# Task objective:
What lines of the data include the string "JSON"? Copy them all.

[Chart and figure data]
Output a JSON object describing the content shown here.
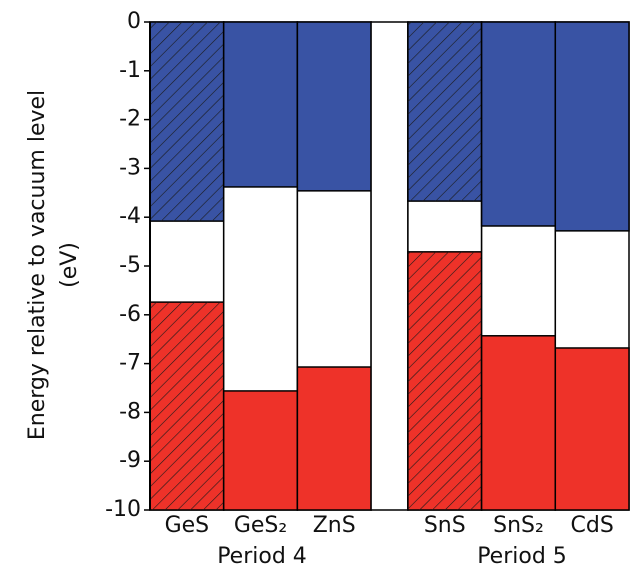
{
  "chart_data": {
    "type": "band-alignment",
    "ylabel": [
      "Energy relative to vacuum level",
      "(eV)"
    ],
    "categories": [
      "GeS",
      "GeS₂",
      "ZnS",
      null,
      "SnS",
      "SnS₂",
      "CdS"
    ],
    "group_labels": [
      "Period 4",
      "Period 5"
    ],
    "series": [
      {
        "color": "#3953a4",
        "values": [
          -4.08,
          -3.38,
          -3.46,
          null,
          -3.67,
          -4.18,
          -4.28
        ]
      },
      {
        "color": "#ee3229",
        "values": [
          -5.74,
          -7.56,
          -7.07,
          null,
          -4.71,
          -6.43,
          -6.68
        ]
      }
    ],
    "hatched": [
      true,
      false,
      false,
      false,
      true,
      false,
      false
    ],
    "ylim": [
      -10,
      0
    ],
    "yticks": [
      0,
      -1,
      -2,
      -3,
      -4,
      -5,
      -6,
      -7,
      -8,
      -9,
      -10
    ]
  }
}
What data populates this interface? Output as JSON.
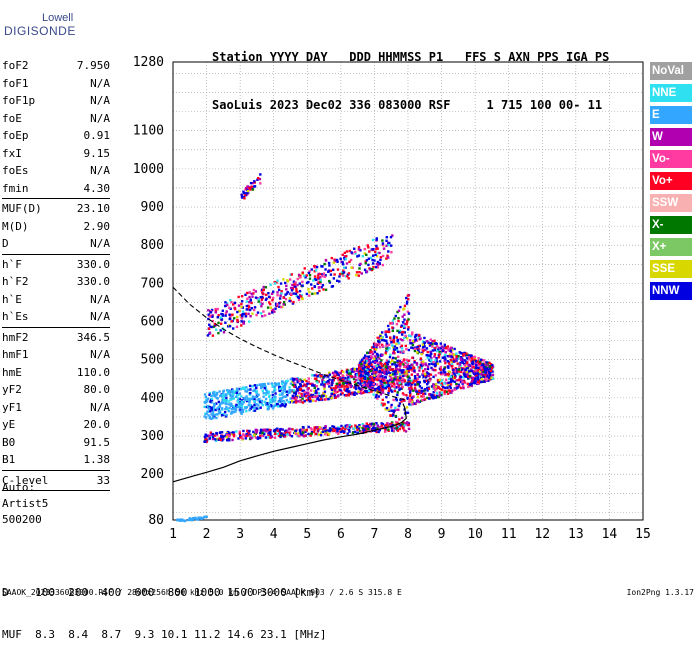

# The response:
Output a JSON object describing the content shown here.
What data populates this interface? Output as JSON.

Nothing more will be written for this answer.